→ **Listed records**
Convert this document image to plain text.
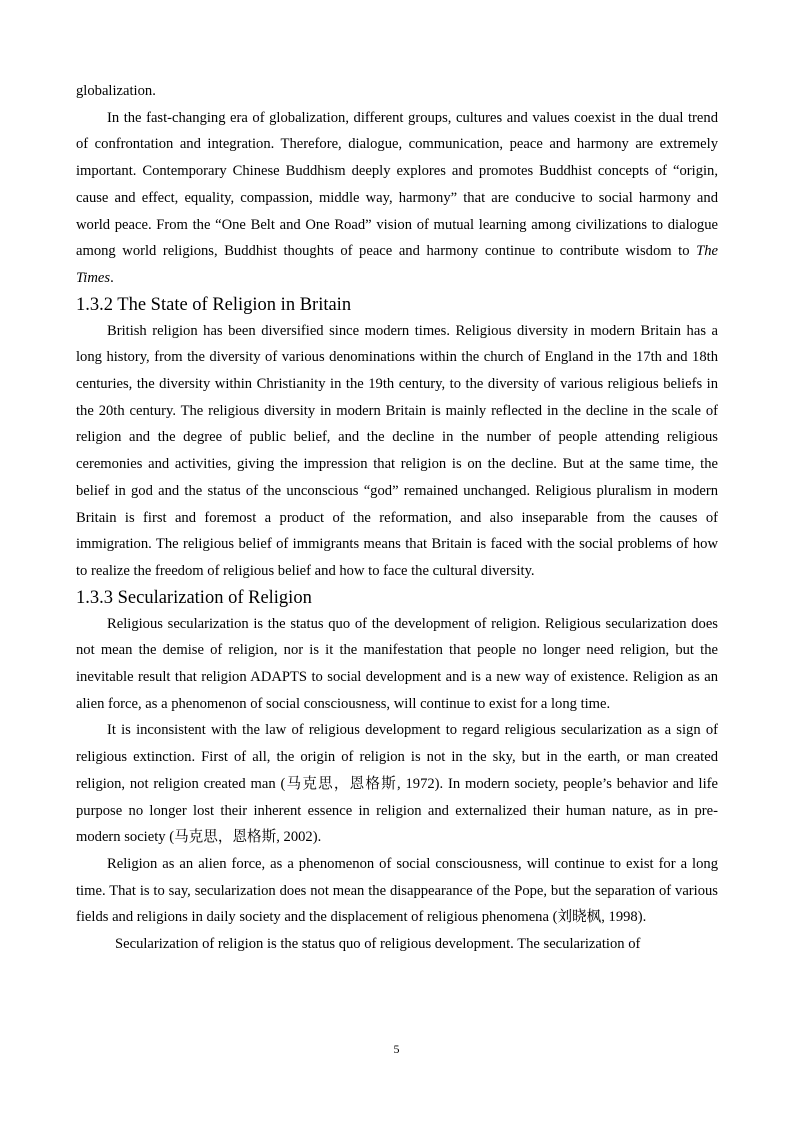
globalization.

In the fast-changing era of globalization, different groups, cultures and values coexist in the dual trend of confrontation and integration. Therefore, dialogue, communication, peace and harmony are extremely important. Contemporary Chinese Buddhism deeply explores and promotes Buddhist concepts of “origin, cause and effect, equality, compassion, middle way, harmony” that are conducive to social harmony and world peace. From the “One Belt and One Road” vision of mutual learning among civilizations to dialogue among world religions, Buddhist thoughts of peace and harmony continue to contribute wisdom to The Times.

1.3.2 The State of Religion in Britain

British religion has been diversified since modern times. Religious diversity in modern Britain has a long history, from the diversity of various denominations within the church of England in the 17th and 18th centuries, the diversity within Christianity in the 19th century, to the diversity of various religious beliefs in the 20th century. The religious diversity in modern Britain is mainly reflected in the decline in the scale of religion and the degree of public belief, and the decline in the number of people attending religious ceremonies and activities, giving the impression that religion is on the decline. But at the same time, the belief in god and the status of the unconscious “god” remained unchanged. Religious pluralism in modern Britain is first and foremost a product of the reformation, and also inseparable from the causes of immigration. The religious belief of immigrants means that Britain is faced with the social problems of how to realize the freedom of religious belief and how to face the cultural diversity.

1.3.3 Secularization of Religion

Religious secularization is the status quo of the development of religion. Religious secularization does not mean the demise of religion, nor is it the manifestation that people no longer need religion, but the inevitable result that religion ADAPTS to social development and is a new way of existence. Religion as an alien force, as a phenomenon of social consciousness, will continue to exist for a long time.

It is inconsistent with the law of religious development to regard religious secularization as a sign of religious extinction. First of all, the origin of religion is not in the sky, but in the earth, or man created religion, not religion created man (马克思，恩格斯, 1972). In modern society, people’s behavior and life purpose no longer lost their inherent essence in religion and externalized their human nature, as in pre-modern society (马克思，恩格斯, 2002).

Religion as an alien force, as a phenomenon of social consciousness, will continue to exist for a long time. That is to say, secularization does not mean the disappearance of the Pope, but the separation of various fields and religions in daily society and the displacement of religious phenomena (刘晓枫, 1998).

Secularization of religion is the status quo of religious development. The secularization of

5
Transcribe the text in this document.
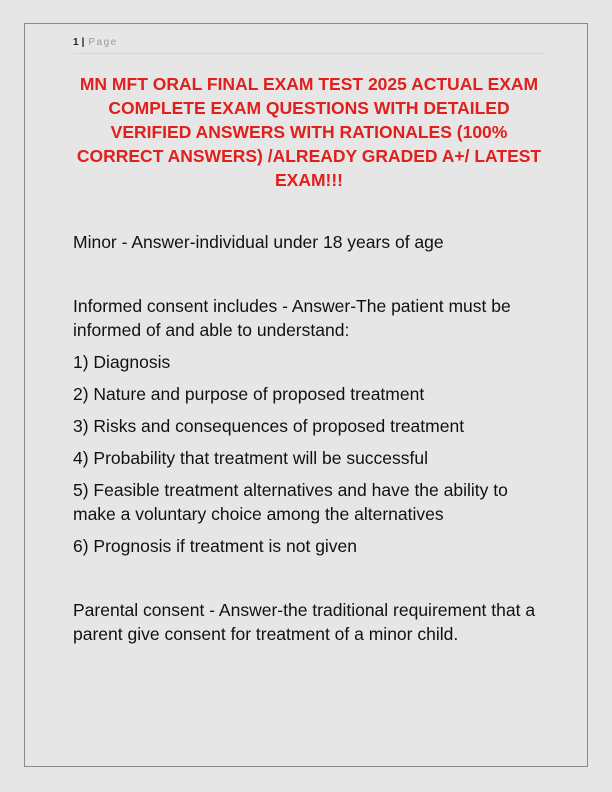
1 | Page
MN MFT ORAL FINAL EXAM TEST 2025 ACTUAL EXAM COMPLETE EXAM QUESTIONS WITH DETAILED VERIFIED ANSWERS WITH RATIONALES (100% CORRECT ANSWERS) /ALREADY GRADED A+/ LATEST EXAM!!!

Minor - Answer-individual under 18 years of age

Informed consent includes - Answer-The patient must be informed of and able to understand:

1) Diagnosis

2) Nature and purpose of proposed treatment

3) Risks and consequences of proposed treatment

4) Probability that treatment will be successful

5) Feasible treatment alternatives and have the ability to make a voluntary choice among the alternatives

6) Prognosis if treatment is not given

Parental consent - Answer-the traditional requirement that a parent give consent for treatment of a minor child.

→ **Task to complete**
Write out, word for word, the line containing "Transcribe the text in this document." and each line after it to the end of the data, and nothing more. Drop the pictures.

→ **Result of this exercise**
Transcribe the text in this document.
1 | Page
MN MFT ORAL FINAL EXAM TEST 2025 ACTUAL EXAM COMPLETE EXAM QUESTIONS WITH DETAILED VERIFIED ANSWERS WITH RATIONALES (100% CORRECT ANSWERS) /ALREADY GRADED A+/ LATEST EXAM!!!

Minor - Answer-individual under 18 years of age

Informed consent includes - Answer-The patient must be informed of and able to understand:

1) Diagnosis

2) Nature and purpose of proposed treatment

3) Risks and consequences of proposed treatment

4) Probability that treatment will be successful

5) Feasible treatment alternatives and have the ability to make a voluntary choice among the alternatives

6) Prognosis if treatment is not given

Parental consent - Answer-the traditional requirement that a parent give consent for treatment of a minor child.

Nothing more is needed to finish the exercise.